**What you need to do:** Quote the whole listing exactly. Leave the pictures out of your copy.

**Given data:**
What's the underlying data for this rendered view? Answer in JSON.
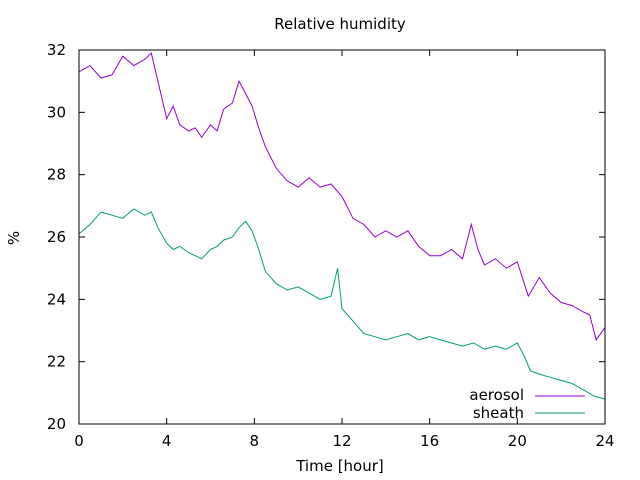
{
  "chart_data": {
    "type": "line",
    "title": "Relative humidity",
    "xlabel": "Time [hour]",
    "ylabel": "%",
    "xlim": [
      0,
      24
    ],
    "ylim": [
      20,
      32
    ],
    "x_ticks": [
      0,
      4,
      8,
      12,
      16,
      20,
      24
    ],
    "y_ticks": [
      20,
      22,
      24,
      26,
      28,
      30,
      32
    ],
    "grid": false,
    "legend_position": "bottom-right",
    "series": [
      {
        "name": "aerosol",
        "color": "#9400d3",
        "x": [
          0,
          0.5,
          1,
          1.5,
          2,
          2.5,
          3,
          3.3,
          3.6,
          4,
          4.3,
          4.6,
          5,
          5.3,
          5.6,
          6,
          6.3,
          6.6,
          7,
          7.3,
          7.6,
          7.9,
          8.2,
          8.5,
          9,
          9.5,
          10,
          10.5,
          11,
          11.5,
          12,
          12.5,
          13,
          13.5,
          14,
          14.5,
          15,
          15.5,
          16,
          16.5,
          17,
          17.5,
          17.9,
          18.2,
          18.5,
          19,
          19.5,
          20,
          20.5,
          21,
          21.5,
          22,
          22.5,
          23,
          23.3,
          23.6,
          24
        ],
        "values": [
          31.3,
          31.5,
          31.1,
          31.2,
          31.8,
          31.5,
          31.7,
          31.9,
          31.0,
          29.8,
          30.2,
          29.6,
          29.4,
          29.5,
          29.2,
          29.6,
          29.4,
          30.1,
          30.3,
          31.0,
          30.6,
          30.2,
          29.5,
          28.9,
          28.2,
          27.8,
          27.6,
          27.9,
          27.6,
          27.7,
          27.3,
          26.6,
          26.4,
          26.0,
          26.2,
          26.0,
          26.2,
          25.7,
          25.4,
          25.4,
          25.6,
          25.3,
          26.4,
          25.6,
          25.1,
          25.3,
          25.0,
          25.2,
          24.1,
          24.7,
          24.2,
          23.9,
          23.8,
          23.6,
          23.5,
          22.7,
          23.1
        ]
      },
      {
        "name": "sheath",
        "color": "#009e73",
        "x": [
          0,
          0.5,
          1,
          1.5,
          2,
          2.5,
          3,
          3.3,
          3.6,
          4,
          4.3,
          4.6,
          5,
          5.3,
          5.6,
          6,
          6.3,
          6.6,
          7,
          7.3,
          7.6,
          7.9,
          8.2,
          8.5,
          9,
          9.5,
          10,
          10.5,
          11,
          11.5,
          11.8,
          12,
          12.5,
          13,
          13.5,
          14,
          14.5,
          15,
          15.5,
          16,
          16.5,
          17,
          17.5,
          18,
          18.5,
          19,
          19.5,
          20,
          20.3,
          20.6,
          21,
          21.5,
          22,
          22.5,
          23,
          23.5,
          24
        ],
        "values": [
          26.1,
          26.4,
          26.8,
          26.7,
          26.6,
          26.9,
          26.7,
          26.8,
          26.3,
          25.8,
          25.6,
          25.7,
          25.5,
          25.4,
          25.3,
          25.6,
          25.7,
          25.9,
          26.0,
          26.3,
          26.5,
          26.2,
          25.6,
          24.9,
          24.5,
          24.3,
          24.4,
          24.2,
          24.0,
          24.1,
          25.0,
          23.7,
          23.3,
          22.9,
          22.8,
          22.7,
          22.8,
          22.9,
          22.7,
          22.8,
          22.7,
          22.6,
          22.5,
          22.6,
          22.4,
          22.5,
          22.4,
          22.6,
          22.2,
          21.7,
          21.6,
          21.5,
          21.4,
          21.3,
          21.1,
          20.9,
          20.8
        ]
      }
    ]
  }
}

**Result for this exercise:**
What's the underlying data for this rendered view? Answer in JSON.
{
  "chart_data": {
    "type": "line",
    "title": "Relative humidity",
    "xlabel": "Time [hour]",
    "ylabel": "%",
    "xlim": [
      0,
      24
    ],
    "ylim": [
      20,
      32
    ],
    "x_ticks": [
      0,
      4,
      8,
      12,
      16,
      20,
      24
    ],
    "y_ticks": [
      20,
      22,
      24,
      26,
      28,
      30,
      32
    ],
    "grid": false,
    "legend_position": "bottom-right",
    "series": [
      {
        "name": "aerosol",
        "color": "#9400d3",
        "x": [
          0,
          0.5,
          1,
          1.5,
          2,
          2.5,
          3,
          3.3,
          3.6,
          4,
          4.3,
          4.6,
          5,
          5.3,
          5.6,
          6,
          6.3,
          6.6,
          7,
          7.3,
          7.6,
          7.9,
          8.2,
          8.5,
          9,
          9.5,
          10,
          10.5,
          11,
          11.5,
          12,
          12.5,
          13,
          13.5,
          14,
          14.5,
          15,
          15.5,
          16,
          16.5,
          17,
          17.5,
          17.9,
          18.2,
          18.5,
          19,
          19.5,
          20,
          20.5,
          21,
          21.5,
          22,
          22.5,
          23,
          23.3,
          23.6,
          24
        ],
        "values": [
          31.3,
          31.5,
          31.1,
          31.2,
          31.8,
          31.5,
          31.7,
          31.9,
          31.0,
          29.8,
          30.2,
          29.6,
          29.4,
          29.5,
          29.2,
          29.6,
          29.4,
          30.1,
          30.3,
          31.0,
          30.6,
          30.2,
          29.5,
          28.9,
          28.2,
          27.8,
          27.6,
          27.9,
          27.6,
          27.7,
          27.3,
          26.6,
          26.4,
          26.0,
          26.2,
          26.0,
          26.2,
          25.7,
          25.4,
          25.4,
          25.6,
          25.3,
          26.4,
          25.6,
          25.1,
          25.3,
          25.0,
          25.2,
          24.1,
          24.7,
          24.2,
          23.9,
          23.8,
          23.6,
          23.5,
          22.7,
          23.1
        ]
      },
      {
        "name": "sheath",
        "color": "#009e73",
        "x": [
          0,
          0.5,
          1,
          1.5,
          2,
          2.5,
          3,
          3.3,
          3.6,
          4,
          4.3,
          4.6,
          5,
          5.3,
          5.6,
          6,
          6.3,
          6.6,
          7,
          7.3,
          7.6,
          7.9,
          8.2,
          8.5,
          9,
          9.5,
          10,
          10.5,
          11,
          11.5,
          11.8,
          12,
          12.5,
          13,
          13.5,
          14,
          14.5,
          15,
          15.5,
          16,
          16.5,
          17,
          17.5,
          18,
          18.5,
          19,
          19.5,
          20,
          20.3,
          20.6,
          21,
          21.5,
          22,
          22.5,
          23,
          23.5,
          24
        ],
        "values": [
          26.1,
          26.4,
          26.8,
          26.7,
          26.6,
          26.9,
          26.7,
          26.8,
          26.3,
          25.8,
          25.6,
          25.7,
          25.5,
          25.4,
          25.3,
          25.6,
          25.7,
          25.9,
          26.0,
          26.3,
          26.5,
          26.2,
          25.6,
          24.9,
          24.5,
          24.3,
          24.4,
          24.2,
          24.0,
          24.1,
          25.0,
          23.7,
          23.3,
          22.9,
          22.8,
          22.7,
          22.8,
          22.9,
          22.7,
          22.8,
          22.7,
          22.6,
          22.5,
          22.6,
          22.4,
          22.5,
          22.4,
          22.6,
          22.2,
          21.7,
          21.6,
          21.5,
          21.4,
          21.3,
          21.1,
          20.9,
          20.8
        ]
      }
    ]
  }
}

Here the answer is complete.